Aim: In the listing below, identify each line with the word "this" and return those lines.

Provided records:
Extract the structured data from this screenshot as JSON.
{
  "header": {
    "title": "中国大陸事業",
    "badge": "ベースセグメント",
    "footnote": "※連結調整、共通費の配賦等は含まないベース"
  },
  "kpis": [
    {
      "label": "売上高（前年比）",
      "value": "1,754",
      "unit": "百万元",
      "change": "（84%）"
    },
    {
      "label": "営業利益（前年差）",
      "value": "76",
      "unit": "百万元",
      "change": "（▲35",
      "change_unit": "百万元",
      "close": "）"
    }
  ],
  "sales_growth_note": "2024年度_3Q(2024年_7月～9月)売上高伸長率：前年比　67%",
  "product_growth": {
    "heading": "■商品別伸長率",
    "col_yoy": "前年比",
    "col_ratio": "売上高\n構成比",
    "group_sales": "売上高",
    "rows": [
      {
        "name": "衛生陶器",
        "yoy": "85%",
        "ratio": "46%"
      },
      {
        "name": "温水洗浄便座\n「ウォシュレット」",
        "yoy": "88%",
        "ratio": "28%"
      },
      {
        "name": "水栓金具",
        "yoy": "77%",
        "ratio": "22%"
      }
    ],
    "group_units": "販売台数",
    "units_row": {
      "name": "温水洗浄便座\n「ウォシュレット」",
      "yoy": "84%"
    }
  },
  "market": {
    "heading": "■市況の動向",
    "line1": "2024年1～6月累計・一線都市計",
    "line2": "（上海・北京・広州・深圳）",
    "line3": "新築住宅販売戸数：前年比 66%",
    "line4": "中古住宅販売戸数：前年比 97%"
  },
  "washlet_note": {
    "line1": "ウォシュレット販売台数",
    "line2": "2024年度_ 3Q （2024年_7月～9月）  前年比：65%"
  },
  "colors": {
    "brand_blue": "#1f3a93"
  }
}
...
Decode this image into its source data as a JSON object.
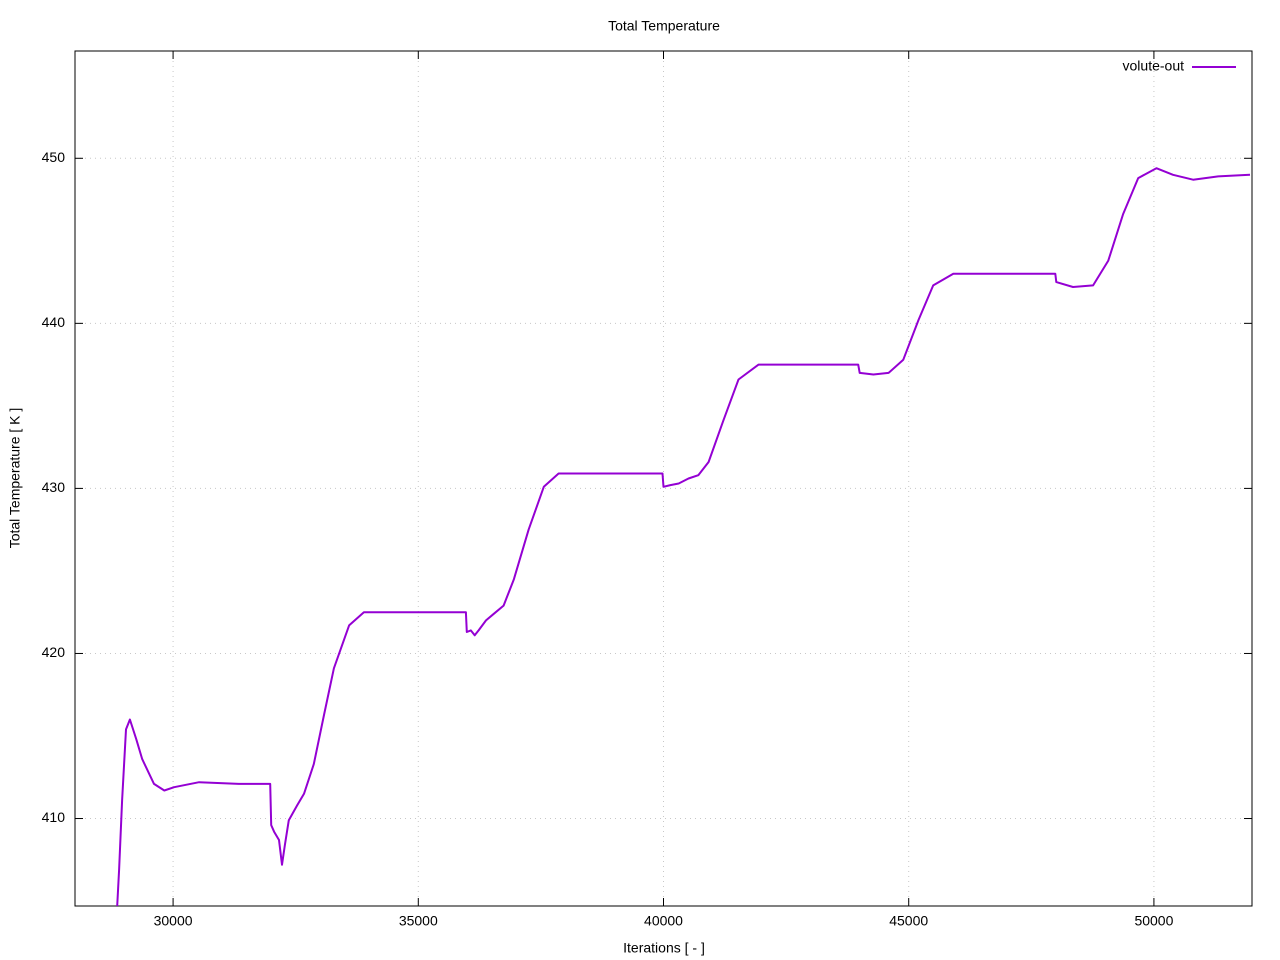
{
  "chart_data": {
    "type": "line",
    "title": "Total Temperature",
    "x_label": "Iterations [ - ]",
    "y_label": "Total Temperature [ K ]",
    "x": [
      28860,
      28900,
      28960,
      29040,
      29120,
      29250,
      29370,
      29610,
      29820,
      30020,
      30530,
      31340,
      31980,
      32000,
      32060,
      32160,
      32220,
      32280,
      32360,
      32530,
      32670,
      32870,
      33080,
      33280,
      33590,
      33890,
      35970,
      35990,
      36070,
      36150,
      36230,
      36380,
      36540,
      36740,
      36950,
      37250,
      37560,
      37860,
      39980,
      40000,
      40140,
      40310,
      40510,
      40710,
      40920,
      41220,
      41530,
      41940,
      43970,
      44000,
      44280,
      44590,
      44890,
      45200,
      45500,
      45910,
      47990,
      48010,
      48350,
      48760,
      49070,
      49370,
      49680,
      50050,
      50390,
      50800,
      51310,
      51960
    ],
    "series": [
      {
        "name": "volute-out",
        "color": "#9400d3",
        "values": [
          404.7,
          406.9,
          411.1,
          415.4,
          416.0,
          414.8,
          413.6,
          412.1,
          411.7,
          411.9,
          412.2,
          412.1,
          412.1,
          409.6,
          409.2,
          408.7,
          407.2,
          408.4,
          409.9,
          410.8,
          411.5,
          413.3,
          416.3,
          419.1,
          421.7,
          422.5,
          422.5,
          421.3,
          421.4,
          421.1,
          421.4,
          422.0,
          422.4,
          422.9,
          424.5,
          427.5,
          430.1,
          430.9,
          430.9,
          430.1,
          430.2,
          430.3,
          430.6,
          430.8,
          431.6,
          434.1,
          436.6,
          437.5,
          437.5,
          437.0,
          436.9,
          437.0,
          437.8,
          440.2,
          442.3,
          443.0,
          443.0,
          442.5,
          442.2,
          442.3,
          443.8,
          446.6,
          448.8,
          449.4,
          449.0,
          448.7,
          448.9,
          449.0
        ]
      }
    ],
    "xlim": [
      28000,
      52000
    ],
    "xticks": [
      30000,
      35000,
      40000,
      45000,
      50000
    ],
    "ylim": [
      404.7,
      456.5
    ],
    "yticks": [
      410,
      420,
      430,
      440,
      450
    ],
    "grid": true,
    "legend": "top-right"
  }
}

Exercise response:
Extract the structured data from this screenshot as JSON.
Decode this image into its source data as a JSON object.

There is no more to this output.